### Items from a dataset
-=-=-=-=-

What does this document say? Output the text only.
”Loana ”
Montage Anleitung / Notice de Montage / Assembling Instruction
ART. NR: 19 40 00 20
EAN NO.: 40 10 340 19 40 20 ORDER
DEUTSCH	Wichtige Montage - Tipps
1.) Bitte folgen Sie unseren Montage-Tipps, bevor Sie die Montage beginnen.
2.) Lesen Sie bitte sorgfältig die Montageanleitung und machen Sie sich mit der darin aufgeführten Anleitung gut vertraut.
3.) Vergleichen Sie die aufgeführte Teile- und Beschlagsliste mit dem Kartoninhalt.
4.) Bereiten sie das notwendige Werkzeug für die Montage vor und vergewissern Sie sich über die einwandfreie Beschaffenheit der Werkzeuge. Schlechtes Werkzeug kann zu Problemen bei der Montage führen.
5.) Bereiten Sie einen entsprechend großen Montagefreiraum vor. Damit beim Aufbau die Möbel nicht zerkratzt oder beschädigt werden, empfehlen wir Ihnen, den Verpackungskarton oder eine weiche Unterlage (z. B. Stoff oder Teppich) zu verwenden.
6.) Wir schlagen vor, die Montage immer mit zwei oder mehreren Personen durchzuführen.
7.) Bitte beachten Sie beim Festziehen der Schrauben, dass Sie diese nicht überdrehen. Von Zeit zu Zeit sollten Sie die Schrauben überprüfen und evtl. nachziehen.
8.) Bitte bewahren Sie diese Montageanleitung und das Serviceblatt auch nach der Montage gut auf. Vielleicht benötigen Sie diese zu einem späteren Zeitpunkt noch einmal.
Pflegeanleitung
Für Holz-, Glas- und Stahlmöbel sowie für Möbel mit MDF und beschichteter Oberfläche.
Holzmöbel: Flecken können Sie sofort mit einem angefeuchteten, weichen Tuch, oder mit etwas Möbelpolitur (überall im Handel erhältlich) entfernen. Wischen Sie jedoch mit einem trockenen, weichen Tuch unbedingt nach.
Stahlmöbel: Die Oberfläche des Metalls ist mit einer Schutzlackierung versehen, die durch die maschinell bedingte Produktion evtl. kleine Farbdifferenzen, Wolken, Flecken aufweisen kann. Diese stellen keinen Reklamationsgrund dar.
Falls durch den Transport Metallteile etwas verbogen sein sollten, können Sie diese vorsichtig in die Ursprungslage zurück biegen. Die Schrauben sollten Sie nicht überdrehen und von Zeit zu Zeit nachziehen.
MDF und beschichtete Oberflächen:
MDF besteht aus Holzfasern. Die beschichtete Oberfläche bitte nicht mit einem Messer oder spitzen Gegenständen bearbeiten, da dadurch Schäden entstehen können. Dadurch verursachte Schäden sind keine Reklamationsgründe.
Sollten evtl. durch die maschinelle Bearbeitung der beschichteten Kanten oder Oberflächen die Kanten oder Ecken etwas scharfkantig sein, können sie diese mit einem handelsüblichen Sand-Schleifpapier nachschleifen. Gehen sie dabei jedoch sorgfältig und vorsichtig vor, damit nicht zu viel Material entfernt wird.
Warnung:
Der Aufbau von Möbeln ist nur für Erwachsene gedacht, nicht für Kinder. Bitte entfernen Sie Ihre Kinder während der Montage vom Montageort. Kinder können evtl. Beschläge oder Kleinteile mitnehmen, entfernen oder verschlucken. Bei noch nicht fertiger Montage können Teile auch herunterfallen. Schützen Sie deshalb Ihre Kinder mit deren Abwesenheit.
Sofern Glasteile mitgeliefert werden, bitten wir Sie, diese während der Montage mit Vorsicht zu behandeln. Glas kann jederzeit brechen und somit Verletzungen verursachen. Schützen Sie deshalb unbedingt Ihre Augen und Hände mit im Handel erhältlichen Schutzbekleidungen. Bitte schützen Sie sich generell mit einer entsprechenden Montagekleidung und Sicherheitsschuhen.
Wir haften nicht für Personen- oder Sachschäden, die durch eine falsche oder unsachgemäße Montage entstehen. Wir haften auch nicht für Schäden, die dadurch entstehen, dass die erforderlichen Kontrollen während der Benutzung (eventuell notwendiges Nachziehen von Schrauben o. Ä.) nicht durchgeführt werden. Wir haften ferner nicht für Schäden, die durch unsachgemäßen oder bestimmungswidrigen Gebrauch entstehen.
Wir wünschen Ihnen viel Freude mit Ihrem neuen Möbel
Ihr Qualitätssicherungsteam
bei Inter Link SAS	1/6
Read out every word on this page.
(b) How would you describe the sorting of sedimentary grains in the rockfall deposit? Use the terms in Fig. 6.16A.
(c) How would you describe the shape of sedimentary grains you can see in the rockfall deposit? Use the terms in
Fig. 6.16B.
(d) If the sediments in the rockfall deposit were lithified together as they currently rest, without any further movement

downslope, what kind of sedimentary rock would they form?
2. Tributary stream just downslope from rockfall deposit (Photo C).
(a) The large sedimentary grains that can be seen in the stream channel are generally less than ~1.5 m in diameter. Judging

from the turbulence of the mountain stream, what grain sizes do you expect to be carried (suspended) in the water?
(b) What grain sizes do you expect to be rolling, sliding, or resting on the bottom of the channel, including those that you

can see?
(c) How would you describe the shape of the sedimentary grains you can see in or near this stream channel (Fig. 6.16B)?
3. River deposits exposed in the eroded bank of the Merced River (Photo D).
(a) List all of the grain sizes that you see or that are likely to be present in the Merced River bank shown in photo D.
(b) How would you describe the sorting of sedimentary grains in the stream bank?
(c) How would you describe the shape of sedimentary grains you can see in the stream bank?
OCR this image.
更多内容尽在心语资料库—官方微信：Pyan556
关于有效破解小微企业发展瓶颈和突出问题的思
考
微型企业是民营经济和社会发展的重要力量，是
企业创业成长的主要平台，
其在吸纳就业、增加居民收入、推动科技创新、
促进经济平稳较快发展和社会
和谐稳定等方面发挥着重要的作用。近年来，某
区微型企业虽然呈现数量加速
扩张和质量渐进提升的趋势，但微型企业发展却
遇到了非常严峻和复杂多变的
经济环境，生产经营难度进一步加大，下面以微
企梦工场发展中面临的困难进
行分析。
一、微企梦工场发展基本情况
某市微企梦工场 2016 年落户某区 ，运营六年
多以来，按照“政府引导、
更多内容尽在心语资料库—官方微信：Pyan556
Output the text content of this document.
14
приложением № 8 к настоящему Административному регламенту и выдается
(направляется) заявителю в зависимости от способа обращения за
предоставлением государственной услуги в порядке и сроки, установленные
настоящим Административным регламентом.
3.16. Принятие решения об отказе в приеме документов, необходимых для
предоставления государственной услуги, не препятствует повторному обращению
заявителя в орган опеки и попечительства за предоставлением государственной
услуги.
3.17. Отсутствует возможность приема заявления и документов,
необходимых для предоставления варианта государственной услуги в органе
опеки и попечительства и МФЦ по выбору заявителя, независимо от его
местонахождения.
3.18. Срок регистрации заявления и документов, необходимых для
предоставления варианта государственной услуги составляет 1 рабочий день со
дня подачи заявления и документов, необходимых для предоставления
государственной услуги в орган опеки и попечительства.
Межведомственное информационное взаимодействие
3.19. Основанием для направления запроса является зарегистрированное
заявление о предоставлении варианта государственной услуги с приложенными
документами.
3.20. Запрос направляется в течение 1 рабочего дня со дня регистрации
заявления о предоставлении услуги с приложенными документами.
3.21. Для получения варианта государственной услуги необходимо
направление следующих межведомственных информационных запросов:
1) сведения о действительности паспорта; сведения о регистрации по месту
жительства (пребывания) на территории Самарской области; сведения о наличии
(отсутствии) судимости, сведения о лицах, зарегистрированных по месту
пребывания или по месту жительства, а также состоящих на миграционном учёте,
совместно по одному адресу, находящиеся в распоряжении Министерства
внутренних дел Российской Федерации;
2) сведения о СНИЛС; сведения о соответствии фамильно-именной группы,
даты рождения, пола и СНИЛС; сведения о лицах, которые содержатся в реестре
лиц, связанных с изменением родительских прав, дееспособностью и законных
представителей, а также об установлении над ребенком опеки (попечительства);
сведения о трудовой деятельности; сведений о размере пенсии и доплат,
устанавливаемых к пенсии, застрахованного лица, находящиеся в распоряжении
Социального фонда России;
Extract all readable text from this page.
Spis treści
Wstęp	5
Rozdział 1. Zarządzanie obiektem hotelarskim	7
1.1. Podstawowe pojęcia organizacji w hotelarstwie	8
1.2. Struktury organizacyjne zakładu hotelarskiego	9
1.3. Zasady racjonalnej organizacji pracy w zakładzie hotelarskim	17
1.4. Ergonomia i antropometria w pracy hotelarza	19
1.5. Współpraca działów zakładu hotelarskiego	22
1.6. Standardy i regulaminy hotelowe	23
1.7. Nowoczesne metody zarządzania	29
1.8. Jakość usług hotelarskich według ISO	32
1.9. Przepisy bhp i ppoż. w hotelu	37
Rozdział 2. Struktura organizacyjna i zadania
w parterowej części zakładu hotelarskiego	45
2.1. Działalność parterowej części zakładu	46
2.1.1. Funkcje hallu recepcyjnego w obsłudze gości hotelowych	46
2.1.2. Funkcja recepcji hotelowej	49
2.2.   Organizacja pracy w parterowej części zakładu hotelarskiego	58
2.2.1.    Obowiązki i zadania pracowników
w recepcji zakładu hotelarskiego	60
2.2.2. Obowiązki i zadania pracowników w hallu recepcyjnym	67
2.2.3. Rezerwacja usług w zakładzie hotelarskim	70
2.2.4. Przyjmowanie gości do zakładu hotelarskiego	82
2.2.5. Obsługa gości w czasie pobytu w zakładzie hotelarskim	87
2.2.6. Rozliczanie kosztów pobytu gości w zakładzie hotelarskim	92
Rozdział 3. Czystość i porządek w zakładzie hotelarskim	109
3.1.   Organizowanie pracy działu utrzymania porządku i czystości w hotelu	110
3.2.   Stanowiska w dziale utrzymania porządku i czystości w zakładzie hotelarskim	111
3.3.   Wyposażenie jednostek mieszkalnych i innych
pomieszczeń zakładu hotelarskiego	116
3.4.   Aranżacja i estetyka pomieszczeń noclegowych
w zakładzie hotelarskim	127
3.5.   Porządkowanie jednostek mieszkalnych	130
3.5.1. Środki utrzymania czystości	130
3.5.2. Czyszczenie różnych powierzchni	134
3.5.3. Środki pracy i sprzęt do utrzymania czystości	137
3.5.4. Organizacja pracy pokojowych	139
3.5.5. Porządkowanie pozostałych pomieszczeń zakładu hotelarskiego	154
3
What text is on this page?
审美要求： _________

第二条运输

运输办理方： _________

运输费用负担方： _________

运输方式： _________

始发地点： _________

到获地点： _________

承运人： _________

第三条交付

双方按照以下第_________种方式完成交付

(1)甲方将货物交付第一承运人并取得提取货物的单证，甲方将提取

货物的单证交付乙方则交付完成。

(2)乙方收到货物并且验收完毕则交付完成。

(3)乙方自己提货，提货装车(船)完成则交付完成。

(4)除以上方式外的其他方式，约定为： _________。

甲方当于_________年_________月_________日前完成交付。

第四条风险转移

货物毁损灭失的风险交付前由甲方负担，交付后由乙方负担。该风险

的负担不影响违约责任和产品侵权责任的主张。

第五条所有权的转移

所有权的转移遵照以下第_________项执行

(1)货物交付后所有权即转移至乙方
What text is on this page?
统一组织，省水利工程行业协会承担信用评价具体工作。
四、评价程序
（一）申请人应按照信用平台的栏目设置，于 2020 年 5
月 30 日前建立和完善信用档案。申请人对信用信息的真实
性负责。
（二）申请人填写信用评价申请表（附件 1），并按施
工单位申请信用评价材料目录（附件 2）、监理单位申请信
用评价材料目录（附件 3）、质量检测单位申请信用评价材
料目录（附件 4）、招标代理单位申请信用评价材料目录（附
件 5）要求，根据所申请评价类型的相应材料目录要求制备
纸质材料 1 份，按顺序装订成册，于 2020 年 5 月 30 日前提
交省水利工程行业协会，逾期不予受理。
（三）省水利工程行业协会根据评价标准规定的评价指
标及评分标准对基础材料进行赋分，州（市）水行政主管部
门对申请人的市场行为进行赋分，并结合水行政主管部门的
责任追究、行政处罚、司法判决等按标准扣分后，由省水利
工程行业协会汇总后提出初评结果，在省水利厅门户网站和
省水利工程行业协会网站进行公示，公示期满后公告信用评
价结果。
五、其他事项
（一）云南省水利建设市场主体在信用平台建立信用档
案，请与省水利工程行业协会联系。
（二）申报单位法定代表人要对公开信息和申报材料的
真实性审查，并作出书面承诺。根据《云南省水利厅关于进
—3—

-=-=-=-=-

### Task prompt
Gather all lines from the listing above in which "utrzymania" occurs.

### Worked solution
3.1.   Organizowanie pracy działu utrzymania porządku i czystości w hotelu	110
3.2.   Stanowiska w dziale utrzymania porządku i czystości w zakładzie hotelarskim	111
3.5.1. Środki utrzymania czystości	130
3.5.3. Środki pracy i sprzęt do utrzymania czystości	137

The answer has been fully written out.